Listed records:

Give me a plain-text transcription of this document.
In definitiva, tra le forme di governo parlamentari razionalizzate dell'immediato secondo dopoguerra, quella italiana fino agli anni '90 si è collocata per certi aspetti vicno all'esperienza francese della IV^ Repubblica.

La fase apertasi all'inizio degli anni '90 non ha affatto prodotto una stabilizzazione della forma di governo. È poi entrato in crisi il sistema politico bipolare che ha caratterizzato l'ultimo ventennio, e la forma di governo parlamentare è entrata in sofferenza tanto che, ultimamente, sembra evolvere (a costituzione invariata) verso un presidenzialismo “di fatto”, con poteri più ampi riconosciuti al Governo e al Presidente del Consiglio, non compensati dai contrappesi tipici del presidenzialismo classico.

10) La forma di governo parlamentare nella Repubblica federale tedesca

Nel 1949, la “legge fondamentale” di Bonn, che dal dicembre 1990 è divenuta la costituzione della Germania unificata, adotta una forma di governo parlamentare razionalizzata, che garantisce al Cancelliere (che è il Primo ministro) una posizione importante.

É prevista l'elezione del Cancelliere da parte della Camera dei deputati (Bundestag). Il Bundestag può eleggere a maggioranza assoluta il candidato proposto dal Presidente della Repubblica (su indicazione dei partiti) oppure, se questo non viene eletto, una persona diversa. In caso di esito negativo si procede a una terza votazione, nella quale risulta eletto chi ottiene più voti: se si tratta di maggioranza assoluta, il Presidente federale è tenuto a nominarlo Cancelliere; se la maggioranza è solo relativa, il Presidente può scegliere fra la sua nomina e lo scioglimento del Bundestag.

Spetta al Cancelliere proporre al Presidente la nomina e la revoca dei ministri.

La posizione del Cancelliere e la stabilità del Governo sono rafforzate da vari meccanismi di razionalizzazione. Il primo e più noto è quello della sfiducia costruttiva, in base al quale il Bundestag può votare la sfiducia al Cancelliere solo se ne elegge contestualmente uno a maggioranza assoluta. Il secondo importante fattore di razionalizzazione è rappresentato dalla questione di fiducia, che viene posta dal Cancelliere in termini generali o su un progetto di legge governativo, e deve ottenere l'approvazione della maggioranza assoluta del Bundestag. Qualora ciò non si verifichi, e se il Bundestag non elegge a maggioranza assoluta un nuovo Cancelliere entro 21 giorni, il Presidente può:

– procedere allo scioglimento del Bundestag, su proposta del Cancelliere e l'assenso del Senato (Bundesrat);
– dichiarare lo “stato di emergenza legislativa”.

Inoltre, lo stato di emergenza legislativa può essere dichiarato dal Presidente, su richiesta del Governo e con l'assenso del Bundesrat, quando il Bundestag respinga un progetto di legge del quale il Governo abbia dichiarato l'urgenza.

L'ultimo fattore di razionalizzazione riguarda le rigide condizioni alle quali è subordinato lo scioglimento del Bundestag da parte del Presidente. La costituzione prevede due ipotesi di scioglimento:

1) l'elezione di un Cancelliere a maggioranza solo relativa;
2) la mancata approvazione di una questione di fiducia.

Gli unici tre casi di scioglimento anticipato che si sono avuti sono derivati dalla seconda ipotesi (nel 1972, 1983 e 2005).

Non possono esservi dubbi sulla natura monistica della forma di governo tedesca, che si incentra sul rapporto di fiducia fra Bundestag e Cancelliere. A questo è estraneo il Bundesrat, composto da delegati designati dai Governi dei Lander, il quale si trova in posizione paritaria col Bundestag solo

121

Task to carry out:
Find the word "approvazione" in the entries above and gather every line that holds it.

Result below:
La posizione del Cancelliere e la stabilità del Governo sono rafforzate da vari meccanismi di razionalizzazione. Il primo e più noto è quello della sfiducia costruttiva, in base al quale il Bundestag può votare la sfiducia al Cancelliere solo se ne elegge contestualmente uno a maggioranza assoluta. Il secondo importante fattore di razionalizzazione è rappresentato dalla questione di fiducia, che viene posta dal Cancelliere in termini generali o su un progetto di legge governativo, e deve ottenere l'approvazione della maggioranza assoluta del Bundestag. Qualora ciò non si verifichi, e se il Bundestag non elegge a maggioranza assoluta un nuovo Cancelliere entro 21 giorni, il Presidente può:
2) la mancata approvazione di una questione di fiducia.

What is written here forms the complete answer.